- _TASK PROMPT_: Rewrite every item below, replacing "preferred embodiment" with "preferred design" and changing nothing else. Leave the pictures out of your answer.

- _RECORDS SUPPLIED_:
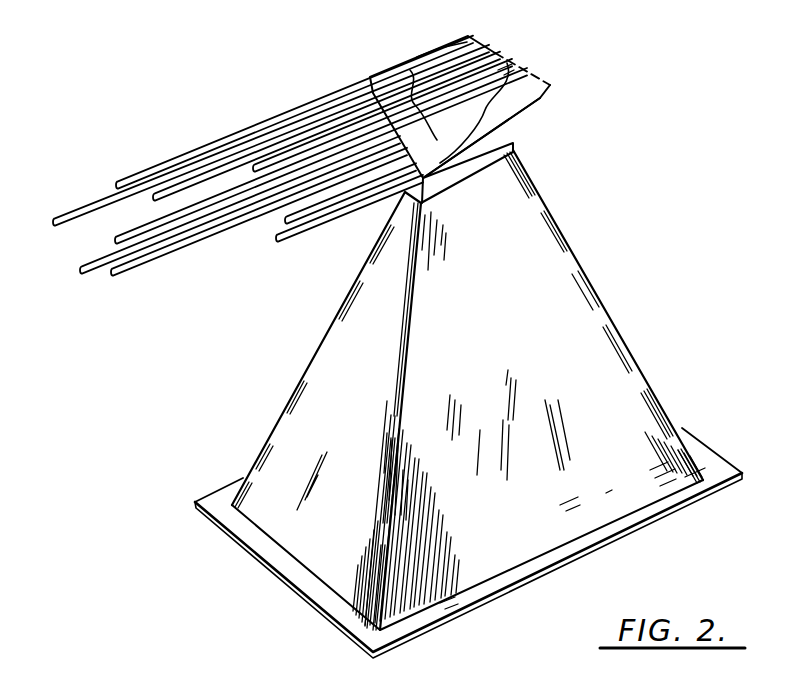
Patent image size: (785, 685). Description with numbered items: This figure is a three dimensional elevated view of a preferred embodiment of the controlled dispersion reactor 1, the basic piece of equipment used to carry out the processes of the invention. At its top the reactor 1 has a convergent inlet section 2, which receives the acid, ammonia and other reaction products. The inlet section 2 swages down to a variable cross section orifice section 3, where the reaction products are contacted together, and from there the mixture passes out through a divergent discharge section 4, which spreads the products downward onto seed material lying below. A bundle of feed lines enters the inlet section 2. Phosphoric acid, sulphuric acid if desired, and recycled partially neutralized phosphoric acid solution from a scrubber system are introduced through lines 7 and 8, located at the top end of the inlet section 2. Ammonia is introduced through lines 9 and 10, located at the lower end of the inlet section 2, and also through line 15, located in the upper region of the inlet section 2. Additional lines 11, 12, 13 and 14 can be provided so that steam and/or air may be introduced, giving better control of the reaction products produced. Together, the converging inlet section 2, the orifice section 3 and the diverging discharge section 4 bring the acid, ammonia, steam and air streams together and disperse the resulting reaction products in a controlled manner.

The controlled dispersion reactor 1 is at (649, 243).
The convergent inlet section 2 is at (530, 115).
The variable cross section orifice section 3 is at (507, 162).
The divergent discharge section 4 is at (622, 381).
The line 7 is at (283, 122).
The line 8 is at (152, 257).
The line 9 is at (300, 207).
The line 10 is at (323, 228).
The line 11 is at (90, 203).
The line 12 is at (110, 250).
The line 13 is at (208, 172).
The line 14 is at (193, 207).
The line 15 is at (500, 70).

- _PROBLEM SOLUTION_:
Patent image size: (785, 685). Description with numbered items: This figure is a three dimensional elevated view of a preferred design of the controlled dispersion reactor 1, the basic piece of equipment used to carry out the processes of the invention. At its top the reactor 1 has a convergent inlet section 2, which receives the acid, ammonia and other reaction products. The inlet section 2 swages down to a variable cross section orifice section 3, where the reaction products are contacted together, and from there the mixture passes out through a divergent discharge section 4, which spreads the products downward onto seed material lying below. A bundle of feed lines enters the inlet section 2. Phosphoric acid, sulphuric acid if desired, and recycled partially neutralized phosphoric acid solution from a scrubber system are introduced through lines 7 and 8, located at the top end of the inlet section 2. Ammonia is introduced through lines 9 and 10, located at the lower end of the inlet section 2, and also through line 15, located in the upper region of the inlet section 2. Additional lines 11, 12, 13 and 14 can be provided so that steam and/or air may be introduced, giving better control of the reaction products produced. Together, the converging inlet section 2, the orifice section 3 and the diverging discharge section 4 bring the acid, ammonia, steam and air streams together and disperse the resulting reaction products in a controlled manner.

The controlled dispersion reactor 1 is at (649, 243).
The convergent inlet section 2 is at (530, 115).
The variable cross section orifice section 3 is at (507, 162).
The divergent discharge section 4 is at (622, 381).
The line 7 is at (283, 122).
The line 8 is at (152, 257).
The line 9 is at (300, 207).
The line 10 is at (323, 228).
The line 11 is at (90, 203).
The line 12 is at (110, 250).
The line 13 is at (208, 172).
The line 14 is at (193, 207).
The line 15 is at (500, 70).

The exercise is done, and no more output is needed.